• Written problem
Filter the entries below, keeping only lines with the word "JSON".

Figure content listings
*-*-*
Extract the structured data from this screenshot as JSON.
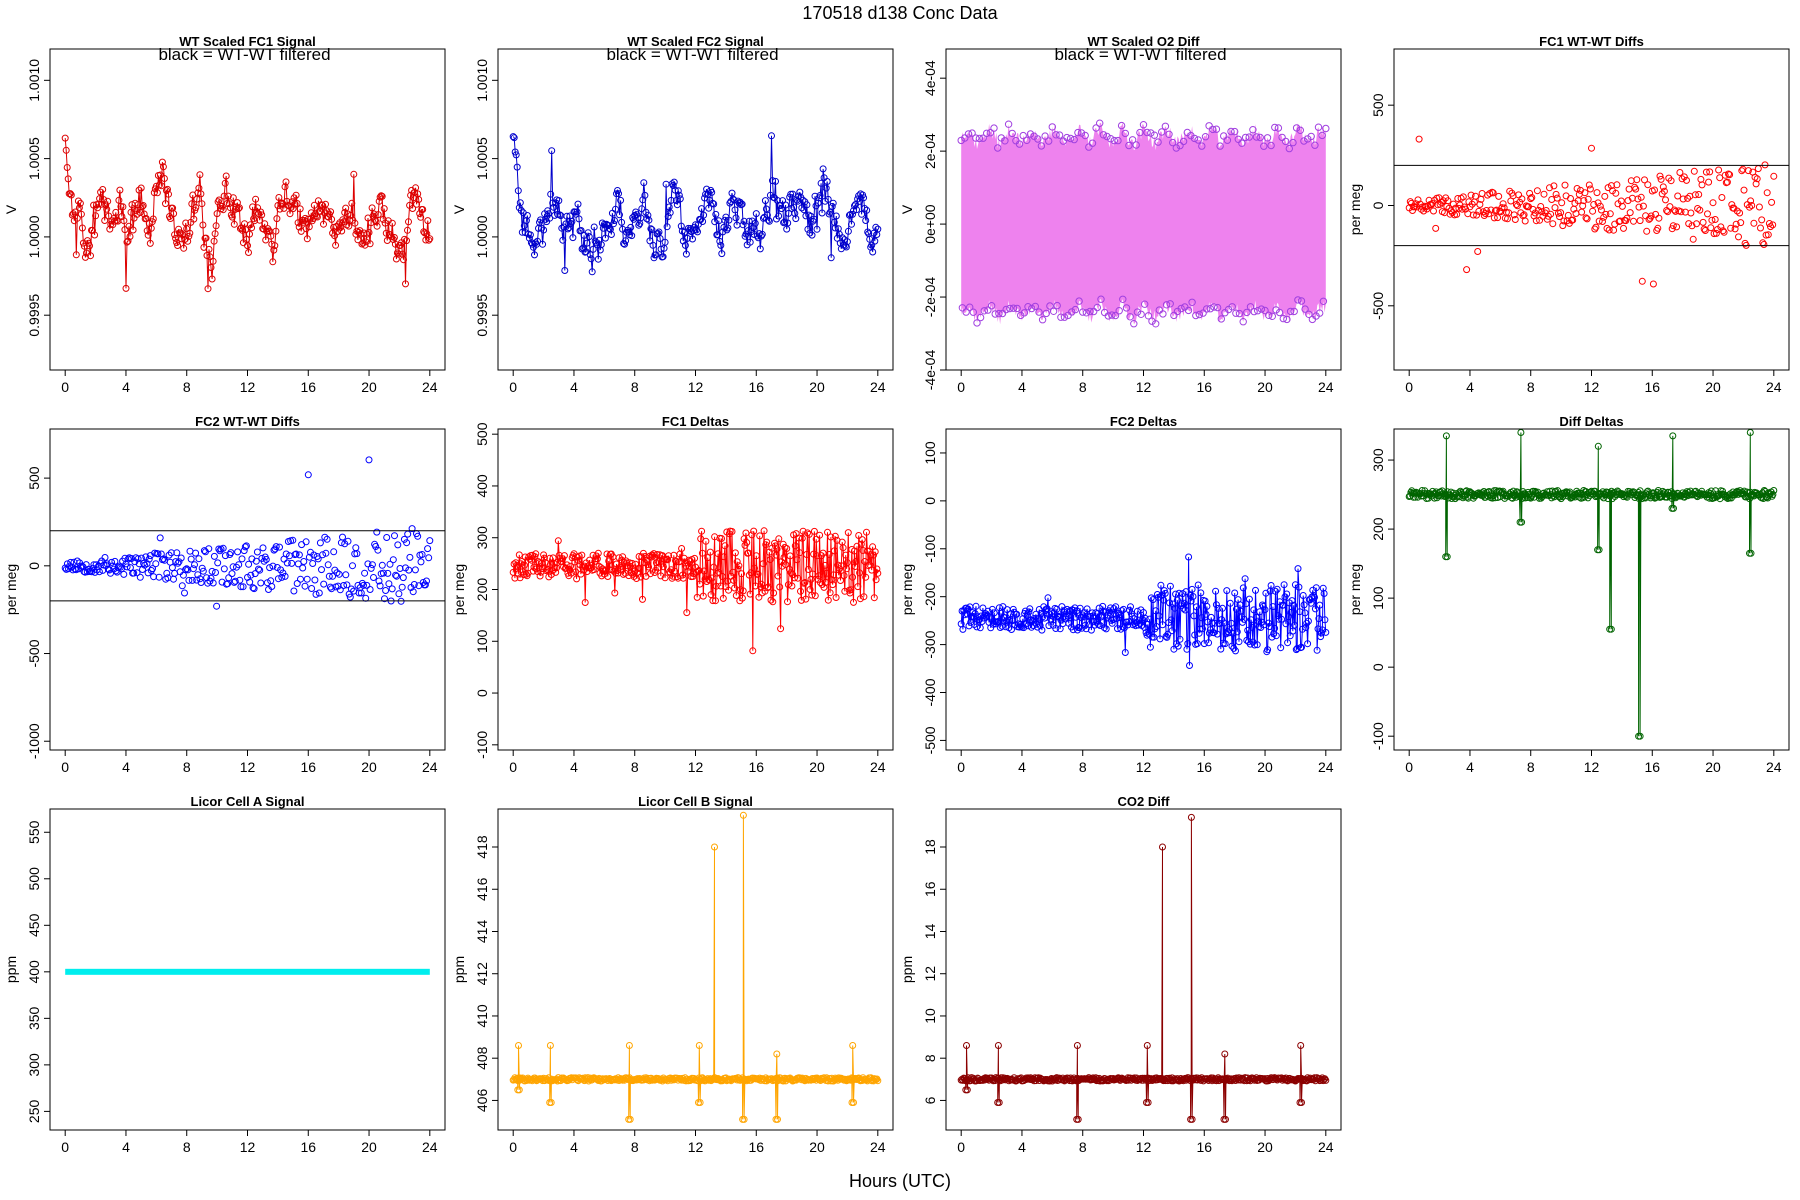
{
  "page_title": "170518   d138   Conc Data",
  "x_label": "Hours (UTC)",
  "chart_data": [
    {
      "id": "fc1_signal",
      "type": "scatter",
      "title": "WT Scaled FC1 Signal",
      "annotation": "black = WT-WT filtered",
      "ylabel": "V",
      "color": "#dd0000",
      "fill": "",
      "style": "line_points",
      "shape": "signal",
      "base": 1.0001,
      "amp": 0.0002,
      "seed": 11,
      "x_ticks": [
        0,
        4,
        8,
        12,
        16,
        20,
        24
      ],
      "xlim": [
        -1,
        25
      ],
      "ylim": [
        0.99915,
        1.0012
      ],
      "y_ticks": [
        0.9995,
        1.0,
        1.0005,
        1.001
      ],
      "y_tick_labels": [
        "0.9995",
        "1.0000",
        "1.0005",
        "1.0010"
      ]
    },
    {
      "id": "fc2_signal",
      "type": "scatter",
      "title": "WT Scaled FC2 Signal",
      "annotation": "black = WT-WT filtered",
      "ylabel": "V",
      "color": "#0000cc",
      "fill": "",
      "style": "line_points",
      "shape": "signal",
      "base": 1.0001,
      "amp": 0.0002,
      "seed": 23,
      "x_ticks": [
        0,
        4,
        8,
        12,
        16,
        20,
        24
      ],
      "xlim": [
        -1,
        25
      ],
      "ylim": [
        0.99915,
        1.0012
      ],
      "y_ticks": [
        0.9995,
        1.0,
        1.0005,
        1.001
      ],
      "y_tick_labels": [
        "0.9995",
        "1.0000",
        "1.0005",
        "1.0010"
      ]
    },
    {
      "id": "o2_diff",
      "type": "scatter",
      "title": "WT Scaled O2 Diff",
      "annotation": "black = WT-WT filtered",
      "ylabel": "V",
      "color": "#a040e0",
      "fill": "#ee82ee",
      "style": "band",
      "shape": "band",
      "base": 0.00024,
      "amp": 3e-05,
      "seed": 37,
      "x_ticks": [
        0,
        4,
        8,
        12,
        16,
        20,
        24
      ],
      "xlim": [
        -1,
        25
      ],
      "ylim": [
        -0.0004,
        0.00048
      ],
      "y_ticks": [
        -0.0004,
        -0.0002,
        0,
        0.0002,
        0.0004
      ],
      "y_tick_labels": [
        "-4e-04",
        "-2e-04",
        "0e+00",
        "2e-04",
        "4e-04"
      ]
    },
    {
      "id": "fc1_wtwt",
      "type": "scatter",
      "title": "FC1 WT-WT Diffs",
      "annotation": "",
      "ylabel": "per meg",
      "color": "#ff0000",
      "fill": "",
      "style": "points",
      "shape": "diffs",
      "base": 0,
      "amp": 150,
      "seed": 41,
      "hlines": [
        200,
        -200
      ],
      "x_ticks": [
        0,
        4,
        8,
        12,
        16,
        20,
        24
      ],
      "xlim": [
        -1,
        25
      ],
      "ylim": [
        -820,
        780
      ],
      "y_ticks": [
        -500,
        0,
        500
      ],
      "y_tick_labels": [
        "-500",
        "0",
        "500"
      ]
    },
    {
      "id": "fc2_wtwt",
      "type": "scatter",
      "title": "FC2 WT-WT Diffs",
      "annotation": "",
      "ylabel": "per meg",
      "color": "#0000ff",
      "fill": "",
      "style": "points",
      "shape": "diffs",
      "base": 0,
      "amp": 160,
      "seed": 53,
      "hlines": [
        200,
        -200
      ],
      "x_ticks": [
        0,
        4,
        8,
        12,
        16,
        20,
        24
      ],
      "xlim": [
        -1,
        25
      ],
      "ylim": [
        -1050,
        780
      ],
      "y_ticks": [
        -1000,
        -500,
        0,
        500
      ],
      "y_tick_labels": [
        "-1000",
        "-500",
        "0",
        "500"
      ]
    },
    {
      "id": "fc1_deltas",
      "type": "scatter",
      "title": "FC1 Deltas",
      "annotation": "",
      "ylabel": "per meg",
      "color": "#ff0000",
      "fill": "",
      "style": "line_points",
      "shape": "deltas",
      "base": 245,
      "amp": 25,
      "seed": 61,
      "x_ticks": [
        0,
        4,
        8,
        12,
        16,
        20,
        24
      ],
      "xlim": [
        -1,
        25
      ],
      "ylim": [
        -110,
        510
      ],
      "y_ticks": [
        -100,
        0,
        100,
        200,
        300,
        400,
        500
      ],
      "y_tick_labels": [
        "-100",
        "0",
        "100",
        "200",
        "300",
        "400",
        "500"
      ]
    },
    {
      "id": "fc2_deltas",
      "type": "scatter",
      "title": "FC2 Deltas",
      "annotation": "",
      "ylabel": "per meg",
      "color": "#0000ff",
      "fill": "",
      "style": "line_points",
      "shape": "deltas",
      "base": -245,
      "amp": 25,
      "seed": 73,
      "x_ticks": [
        0,
        4,
        8,
        12,
        16,
        20,
        24
      ],
      "xlim": [
        -1,
        25
      ],
      "ylim": [
        -520,
        150
      ],
      "y_ticks": [
        -500,
        -400,
        -300,
        -200,
        -100,
        0,
        100
      ],
      "y_tick_labels": [
        "-500",
        "-400",
        "-300",
        "-200",
        "-100",
        "0",
        "100"
      ]
    },
    {
      "id": "diff_deltas",
      "type": "scatter",
      "title": "Diff Deltas",
      "annotation": "",
      "ylabel": "per meg",
      "color": "#006400",
      "fill": "",
      "style": "line_points",
      "shape": "steady_spikes",
      "base": 250,
      "amp": 6,
      "seed": 89,
      "spikes": [
        [
          2.4,
          160,
          335
        ],
        [
          7.3,
          210,
          340
        ],
        [
          12.4,
          170,
          320
        ],
        [
          13.2,
          55,
          250
        ],
        [
          15.1,
          -100,
          250
        ],
        [
          17.3,
          230,
          335
        ],
        [
          22.4,
          165,
          340
        ]
      ],
      "x_ticks": [
        0,
        4,
        8,
        12,
        16,
        20,
        24
      ],
      "xlim": [
        -1,
        25
      ],
      "ylim": [
        -120,
        345
      ],
      "y_ticks": [
        -100,
        0,
        100,
        200,
        300
      ],
      "y_tick_labels": [
        "-100",
        "0",
        "100",
        "200",
        "300"
      ]
    },
    {
      "id": "licor_a",
      "type": "scatter",
      "title": "Licor Cell A Signal",
      "annotation": "",
      "ylabel": "ppm",
      "color": "#00eeee",
      "fill": "",
      "style": "flat",
      "shape": "flat",
      "base": 400,
      "amp": 0,
      "seed": 97,
      "x_ticks": [
        0,
        4,
        8,
        12,
        16,
        20,
        24
      ],
      "xlim": [
        -1,
        25
      ],
      "ylim": [
        230,
        575
      ],
      "y_ticks": [
        250,
        300,
        350,
        400,
        450,
        500,
        550
      ],
      "y_tick_labels": [
        "250",
        "300",
        "350",
        "400",
        "450",
        "500",
        "550"
      ]
    },
    {
      "id": "licor_b",
      "type": "scatter",
      "title": "Licor Cell B Signal",
      "annotation": "",
      "ylabel": "ppm",
      "color": "#ffa500",
      "fill": "",
      "style": "line_points",
      "shape": "steady_spikes",
      "base": 407,
      "amp": 0.08,
      "seed": 101,
      "spikes": [
        [
          0.3,
          406.5,
          408.6
        ],
        [
          2.4,
          405.9,
          408.6
        ],
        [
          7.6,
          405.1,
          408.6
        ],
        [
          12.2,
          405.9,
          408.6
        ],
        [
          13.2,
          407,
          418
        ],
        [
          15.1,
          405.1,
          419.5
        ],
        [
          17.3,
          405.1,
          408.2
        ],
        [
          22.3,
          405.9,
          408.6
        ]
      ],
      "x_ticks": [
        0,
        4,
        8,
        12,
        16,
        20,
        24
      ],
      "xlim": [
        -1,
        25
      ],
      "ylim": [
        404.6,
        419.8
      ],
      "y_ticks": [
        406,
        408,
        410,
        412,
        414,
        416,
        418
      ],
      "y_tick_labels": [
        "406",
        "408",
        "410",
        "412",
        "414",
        "416",
        "418"
      ]
    },
    {
      "id": "co2_diff",
      "type": "scatter",
      "title": "CO2 Diff",
      "annotation": "",
      "ylabel": "ppm",
      "color": "#8b0000",
      "fill": "",
      "style": "line_points",
      "shape": "steady_spikes",
      "base": 7.0,
      "amp": 0.08,
      "seed": 113,
      "spikes": [
        [
          0.3,
          6.5,
          8.6
        ],
        [
          2.4,
          5.9,
          8.6
        ],
        [
          7.6,
          5.1,
          8.6
        ],
        [
          12.2,
          5.9,
          8.6
        ],
        [
          13.2,
          7,
          18
        ],
        [
          15.1,
          5.1,
          19.4
        ],
        [
          17.3,
          5.1,
          8.2
        ],
        [
          22.3,
          5.9,
          8.6
        ]
      ],
      "x_ticks": [
        0,
        4,
        8,
        12,
        16,
        20,
        24
      ],
      "xlim": [
        -1,
        25
      ],
      "ylim": [
        4.6,
        19.8
      ],
      "y_ticks": [
        6,
        8,
        10,
        12,
        14,
        16,
        18
      ],
      "y_tick_labels": [
        "6",
        "8",
        "10",
        "12",
        "14",
        "16",
        "18"
      ]
    }
  ]
}
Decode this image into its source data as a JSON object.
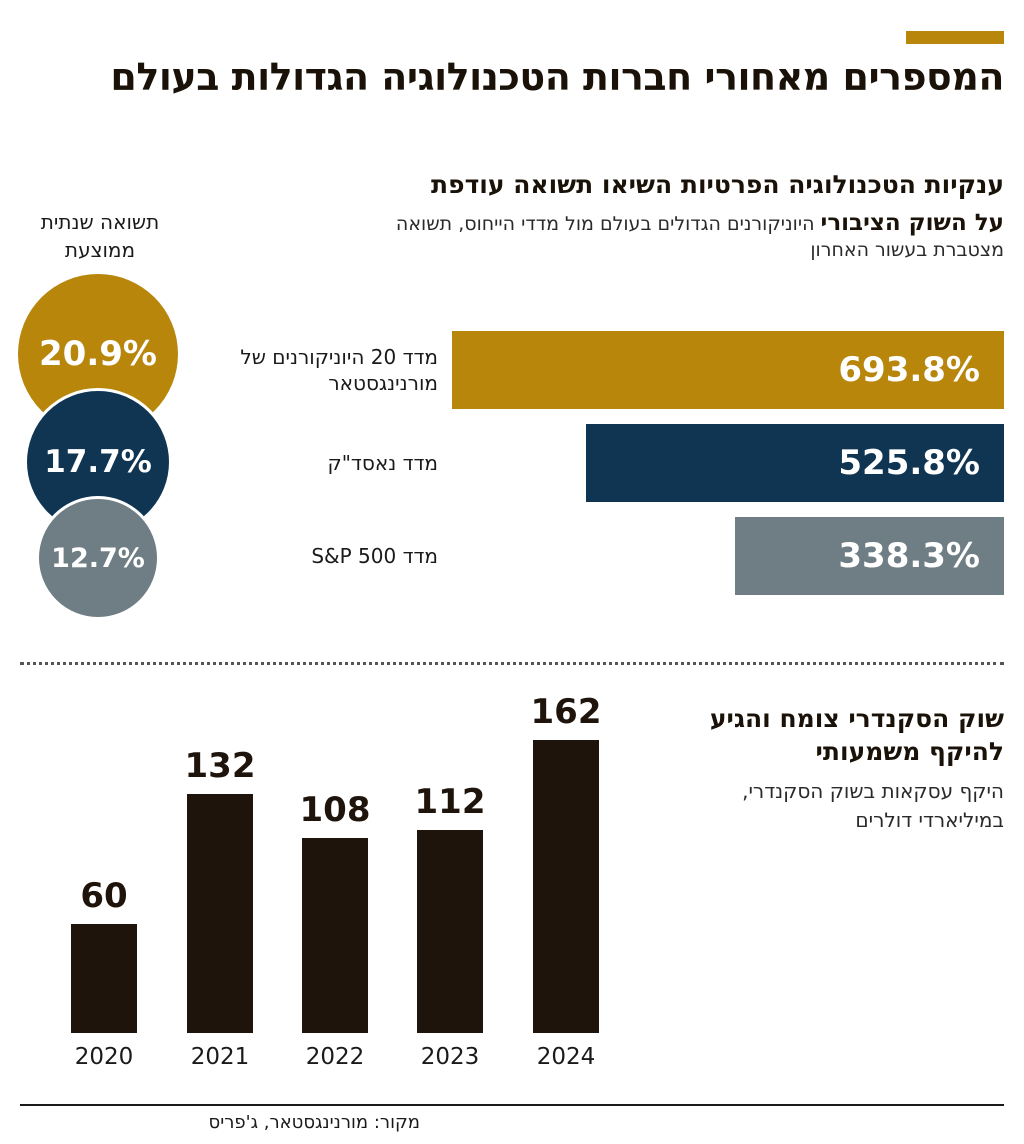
{
  "title": "המספרים מאחורי חברות הטכנולוגיה הגדולות בעולם",
  "colors": {
    "accent": "#b8860b",
    "navy": "#0f3552",
    "gray": "#6e7e84",
    "dark": "#1e140c"
  },
  "section1": {
    "heading": "ענקיות הטכנולוגיה הפרטיות השיאו תשואה עודפת",
    "sub_bold": "על השוק הציבורי",
    "sub_rest": " היוניקורנים הגדולים בעולם מול מדדי הייחוס, תשואה מצטברת בעשור האחרון",
    "avg_label": "תשואה שנתית ממוצעת"
  },
  "section2": {
    "heading": "שוק הסקנדרי צומח והגיע להיקף משמעותי",
    "sub": "היקף עסקאות בשוק הסקנדרי, במיליארדי דולרים"
  },
  "source": "מקור: מורנינגסטאר, ג'פריס",
  "chart_data": [
    {
      "type": "bar",
      "orientation": "horizontal",
      "title": "ענקיות הטכנולוגיה הפרטיות השיאו תשואה עודפת",
      "unit": "%",
      "xlim": [
        0,
        693.8
      ],
      "series": [
        {
          "name": "cumulative_return",
          "values": [
            693.8,
            525.8,
            338.3
          ]
        },
        {
          "name": "avg_annual_return",
          "values": [
            20.9,
            17.7,
            12.7
          ]
        }
      ],
      "categories": [
        "מדד 20 היוניקורנים של מורנינגסטאר",
        "מדד נאסד\"ק",
        "מדד S&P 500"
      ],
      "value_labels": [
        "693.8%",
        "525.8%",
        "338.3%"
      ],
      "avg_labels": [
        "20.9%",
        "17.7%",
        "12.7%"
      ],
      "bar_colors": [
        "#b8860b",
        "#0f3552",
        "#6e7e84"
      ]
    },
    {
      "type": "bar",
      "orientation": "vertical",
      "title": "שוק הסקנדרי צומח והגיע להיקף משמעותי",
      "ylabel": "במיליארדי דולרים",
      "ylim": [
        0,
        162
      ],
      "categories": [
        "2020",
        "2021",
        "2022",
        "2023",
        "2024"
      ],
      "values": [
        60,
        132,
        108,
        112,
        162
      ],
      "value_labels": [
        "60",
        "132",
        "108",
        "112",
        "162"
      ]
    }
  ]
}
*-*-*
• Reply to the task
Extract the structured data from this screenshot as JSON.
Decode this image into its source data as a JSON object.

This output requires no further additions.